(Stored records)
<<<<

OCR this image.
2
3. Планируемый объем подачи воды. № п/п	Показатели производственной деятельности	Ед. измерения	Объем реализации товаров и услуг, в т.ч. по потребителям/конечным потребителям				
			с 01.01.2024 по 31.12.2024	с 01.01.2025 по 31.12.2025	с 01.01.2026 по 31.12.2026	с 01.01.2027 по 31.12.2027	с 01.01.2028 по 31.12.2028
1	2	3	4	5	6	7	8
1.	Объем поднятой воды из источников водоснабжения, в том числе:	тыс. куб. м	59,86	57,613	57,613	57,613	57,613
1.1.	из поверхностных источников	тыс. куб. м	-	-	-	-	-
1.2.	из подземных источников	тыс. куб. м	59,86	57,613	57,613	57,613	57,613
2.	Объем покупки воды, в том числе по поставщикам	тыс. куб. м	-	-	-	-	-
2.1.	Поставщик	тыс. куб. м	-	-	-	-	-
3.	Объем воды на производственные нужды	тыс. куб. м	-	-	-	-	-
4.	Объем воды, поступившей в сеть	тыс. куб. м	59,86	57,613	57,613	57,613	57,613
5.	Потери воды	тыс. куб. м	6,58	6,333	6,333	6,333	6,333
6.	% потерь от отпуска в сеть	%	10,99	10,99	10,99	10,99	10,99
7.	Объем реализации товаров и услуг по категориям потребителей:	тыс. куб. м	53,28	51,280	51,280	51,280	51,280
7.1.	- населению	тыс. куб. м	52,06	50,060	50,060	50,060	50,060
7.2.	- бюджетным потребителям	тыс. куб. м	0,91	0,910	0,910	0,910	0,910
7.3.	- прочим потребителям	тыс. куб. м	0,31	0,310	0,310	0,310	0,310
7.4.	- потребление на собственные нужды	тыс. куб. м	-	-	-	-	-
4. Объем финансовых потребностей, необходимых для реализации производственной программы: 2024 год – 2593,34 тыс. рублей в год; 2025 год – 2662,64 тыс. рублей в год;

>>>>
<<<<

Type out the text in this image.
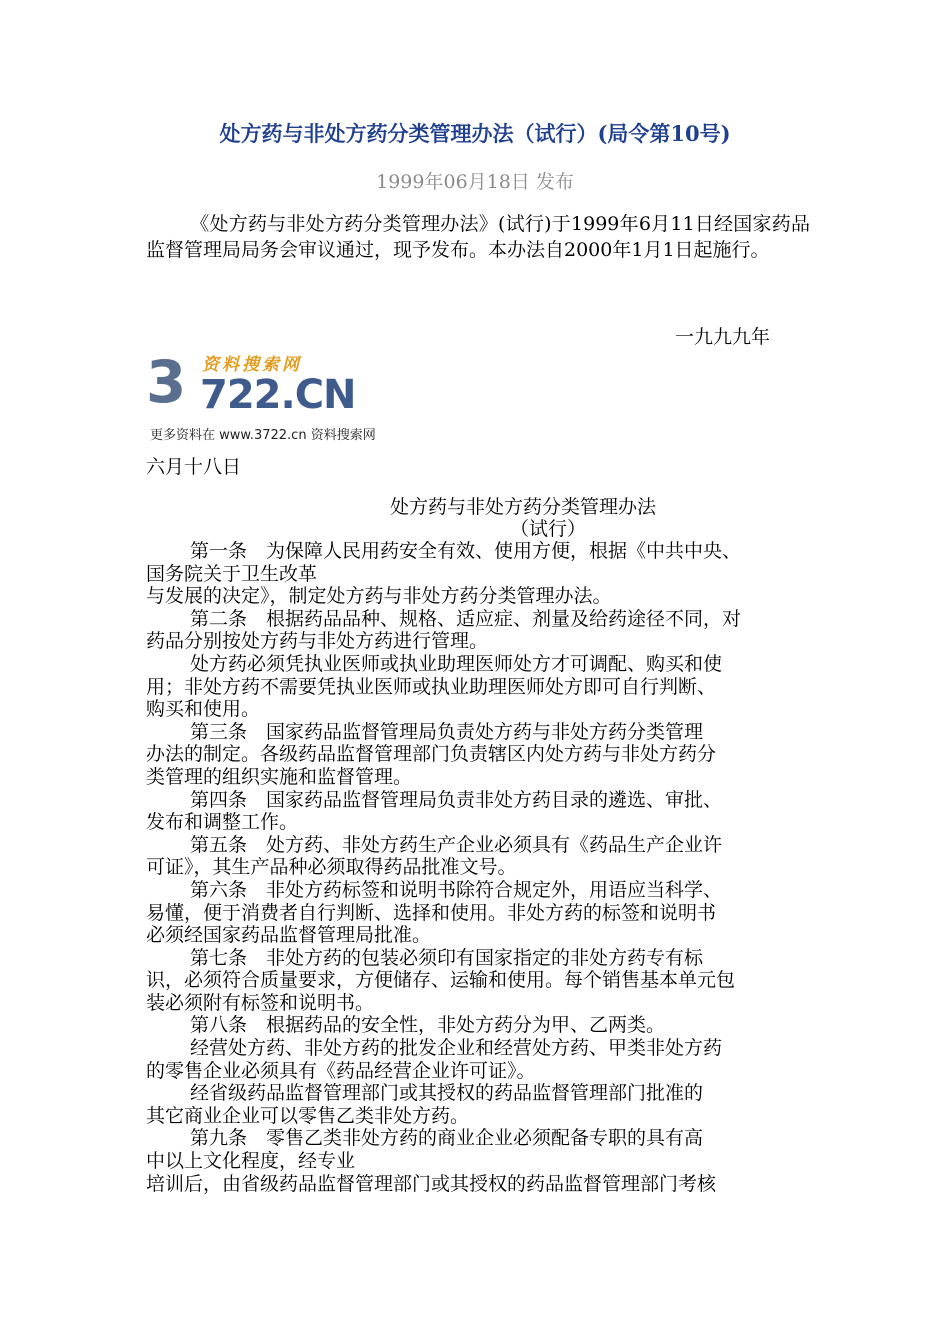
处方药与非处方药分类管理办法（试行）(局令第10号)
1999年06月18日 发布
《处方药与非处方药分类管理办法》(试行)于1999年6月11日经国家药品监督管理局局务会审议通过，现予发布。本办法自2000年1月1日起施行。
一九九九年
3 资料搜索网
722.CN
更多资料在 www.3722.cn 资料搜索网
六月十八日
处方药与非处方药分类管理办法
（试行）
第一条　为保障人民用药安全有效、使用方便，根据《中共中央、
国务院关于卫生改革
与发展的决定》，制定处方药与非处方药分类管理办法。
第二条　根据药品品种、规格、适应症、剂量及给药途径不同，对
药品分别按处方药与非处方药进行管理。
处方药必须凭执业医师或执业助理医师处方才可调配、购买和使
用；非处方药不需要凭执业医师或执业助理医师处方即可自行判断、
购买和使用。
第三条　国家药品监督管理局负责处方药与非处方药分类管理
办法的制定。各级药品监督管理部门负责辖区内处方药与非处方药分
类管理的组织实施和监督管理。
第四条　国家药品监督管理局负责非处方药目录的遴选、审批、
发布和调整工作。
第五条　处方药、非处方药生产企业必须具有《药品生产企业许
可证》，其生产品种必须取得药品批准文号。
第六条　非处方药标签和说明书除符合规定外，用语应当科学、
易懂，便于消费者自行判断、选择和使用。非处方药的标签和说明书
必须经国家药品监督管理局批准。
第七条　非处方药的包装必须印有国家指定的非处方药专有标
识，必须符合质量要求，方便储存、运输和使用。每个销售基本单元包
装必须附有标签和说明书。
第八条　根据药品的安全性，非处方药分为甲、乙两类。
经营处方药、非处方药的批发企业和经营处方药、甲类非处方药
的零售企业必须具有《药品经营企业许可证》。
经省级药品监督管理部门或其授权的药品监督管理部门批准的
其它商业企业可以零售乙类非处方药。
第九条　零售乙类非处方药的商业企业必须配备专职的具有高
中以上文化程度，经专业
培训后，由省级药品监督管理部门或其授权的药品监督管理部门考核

>>>>

### [Stated task]
Identify all lines where the word "сеть" shows up. Copy them.

### [Full response]
4.	Объем воды, поступившей в сеть	тыс. куб. м	59,86	57,613	57,613	57,613	57,613
6.	% потерь от отпуска в сеть	%	10,99	10,99	10,99	10,99	10,99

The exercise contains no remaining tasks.